_INFORMATION GIVEN_

····················

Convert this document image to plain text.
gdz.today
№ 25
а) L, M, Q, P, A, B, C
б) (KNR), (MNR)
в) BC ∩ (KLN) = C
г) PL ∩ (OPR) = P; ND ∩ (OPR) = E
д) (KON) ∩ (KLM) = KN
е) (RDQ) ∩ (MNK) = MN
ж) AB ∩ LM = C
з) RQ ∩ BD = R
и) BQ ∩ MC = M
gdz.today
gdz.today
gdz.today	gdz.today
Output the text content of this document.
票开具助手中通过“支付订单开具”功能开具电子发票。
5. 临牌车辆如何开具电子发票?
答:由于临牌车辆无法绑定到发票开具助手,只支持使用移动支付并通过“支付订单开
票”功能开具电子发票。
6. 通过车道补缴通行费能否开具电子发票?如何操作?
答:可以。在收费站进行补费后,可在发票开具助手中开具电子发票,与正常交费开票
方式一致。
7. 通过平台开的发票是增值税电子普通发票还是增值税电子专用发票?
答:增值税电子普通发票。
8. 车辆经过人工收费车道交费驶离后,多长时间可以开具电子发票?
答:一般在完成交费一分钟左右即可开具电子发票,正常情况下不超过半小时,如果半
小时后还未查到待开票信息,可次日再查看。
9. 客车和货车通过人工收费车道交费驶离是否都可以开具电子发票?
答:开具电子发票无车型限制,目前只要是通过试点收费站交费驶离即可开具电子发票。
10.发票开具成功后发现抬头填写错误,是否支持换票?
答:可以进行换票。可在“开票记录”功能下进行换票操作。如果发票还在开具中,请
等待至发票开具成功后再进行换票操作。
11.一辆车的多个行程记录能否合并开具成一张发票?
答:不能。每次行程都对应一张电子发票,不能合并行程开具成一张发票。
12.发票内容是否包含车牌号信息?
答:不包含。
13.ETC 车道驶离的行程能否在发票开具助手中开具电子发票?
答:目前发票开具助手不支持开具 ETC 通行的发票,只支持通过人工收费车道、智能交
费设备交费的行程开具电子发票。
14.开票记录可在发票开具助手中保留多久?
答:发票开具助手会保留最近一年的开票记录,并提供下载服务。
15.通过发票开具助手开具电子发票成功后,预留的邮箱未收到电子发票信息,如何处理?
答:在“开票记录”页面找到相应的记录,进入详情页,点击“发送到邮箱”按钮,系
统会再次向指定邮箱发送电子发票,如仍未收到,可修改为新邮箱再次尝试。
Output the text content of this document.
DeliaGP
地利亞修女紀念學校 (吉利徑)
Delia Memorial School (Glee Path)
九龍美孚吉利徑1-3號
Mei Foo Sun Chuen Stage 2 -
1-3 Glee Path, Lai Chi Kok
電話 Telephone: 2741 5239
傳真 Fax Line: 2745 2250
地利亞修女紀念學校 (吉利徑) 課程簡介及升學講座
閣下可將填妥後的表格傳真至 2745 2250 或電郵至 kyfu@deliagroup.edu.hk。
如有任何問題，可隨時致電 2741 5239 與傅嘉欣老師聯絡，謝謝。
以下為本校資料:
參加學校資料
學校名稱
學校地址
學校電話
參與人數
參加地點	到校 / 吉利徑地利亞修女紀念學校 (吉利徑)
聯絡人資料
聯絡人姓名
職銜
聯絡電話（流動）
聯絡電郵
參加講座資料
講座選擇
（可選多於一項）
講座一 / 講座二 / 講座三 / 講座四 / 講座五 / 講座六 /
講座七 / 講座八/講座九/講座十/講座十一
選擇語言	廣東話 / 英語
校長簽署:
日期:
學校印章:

····················

_WHAT THE EXERCISE ASKS_
Restate every record exactly, leaving nothing out.

_TASK SOLUTION_
Convert this document image to plain text.
gdz.today
№ 25
а) L, M, Q, P, A, B, C
б) (KNR), (MNR)
в) BC ∩ (KLN) = C
г) PL ∩ (OPR) = P; ND ∩ (OPR) = E
д) (KON) ∩ (KLM) = KN
е) (RDQ) ∩ (MNK) = MN
ж) AB ∩ LM = C
з) RQ ∩ BD = R
и) BQ ∩ MC = M
gdz.today
gdz.today
gdz.today	gdz.today
Output the text content of this document.
票开具助手中通过“支付订单开具”功能开具电子发票。
5. 临牌车辆如何开具电子发票?
答:由于临牌车辆无法绑定到发票开具助手,只支持使用移动支付并通过“支付订单开
票”功能开具电子发票。
6. 通过车道补缴通行费能否开具电子发票?如何操作?
答:可以。在收费站进行补费后,可在发票开具助手中开具电子发票,与正常交费开票
方式一致。
7. 通过平台开的发票是增值税电子普通发票还是增值税电子专用发票?
答:增值税电子普通发票。
8. 车辆经过人工收费车道交费驶离后,多长时间可以开具电子发票?
答:一般在完成交费一分钟左右即可开具电子发票,正常情况下不超过半小时,如果半
小时后还未查到待开票信息,可次日再查看。
9. 客车和货车通过人工收费车道交费驶离是否都可以开具电子发票?
答:开具电子发票无车型限制,目前只要是通过试点收费站交费驶离即可开具电子发票。
10.发票开具成功后发现抬头填写错误,是否支持换票?
答:可以进行换票。可在“开票记录”功能下进行换票操作。如果发票还在开具中,请
等待至发票开具成功后再进行换票操作。
11.一辆车的多个行程记录能否合并开具成一张发票?
答:不能。每次行程都对应一张电子发票,不能合并行程开具成一张发票。
12.发票内容是否包含车牌号信息?
答:不包含。
13.ETC 车道驶离的行程能否在发票开具助手中开具电子发票?
答:目前发票开具助手不支持开具 ETC 通行的发票,只支持通过人工收费车道、智能交
费设备交费的行程开具电子发票。
14.开票记录可在发票开具助手中保留多久?
答:发票开具助手会保留最近一年的开票记录,并提供下载服务。
15.通过发票开具助手开具电子发票成功后,预留的邮箱未收到电子发票信息,如何处理?
答:在“开票记录”页面找到相应的记录,进入详情页,点击“发送到邮箱”按钮,系
统会再次向指定邮箱发送电子发票,如仍未收到,可修改为新邮箱再次尝试。
Output the text content of this document.
DeliaGP
地利亞修女紀念學校 (吉利徑)
Delia Memorial School (Glee Path)
九龍美孚吉利徑1-3號
Mei Foo Sun Chuen Stage 2 -
1-3 Glee Path, Lai Chi Kok
電話 Telephone: 2741 5239
傳真 Fax Line: 2745 2250
地利亞修女紀念學校 (吉利徑) 課程簡介及升學講座
閣下可將填妥後的表格傳真至 2745 2250 或電郵至 kyfu@deliagroup.edu.hk。
如有任何問題，可隨時致電 2741 5239 與傅嘉欣老師聯絡，謝謝。
以下為本校資料:
參加學校資料
學校名稱
學校地址
學校電話
參與人數
參加地點	到校 / 吉利徑地利亞修女紀念學校 (吉利徑)
聯絡人資料
聯絡人姓名
職銜
聯絡電話（流動）
聯絡電郵
參加講座資料
講座選擇
（可選多於一項）
講座一 / 講座二 / 講座三 / 講座四 / 講座五 / 講座六 /
講座七 / 講座八/講座九/講座十/講座十一
選擇語言	廣東話 / 英語
校長簽署:
日期:
學校印章:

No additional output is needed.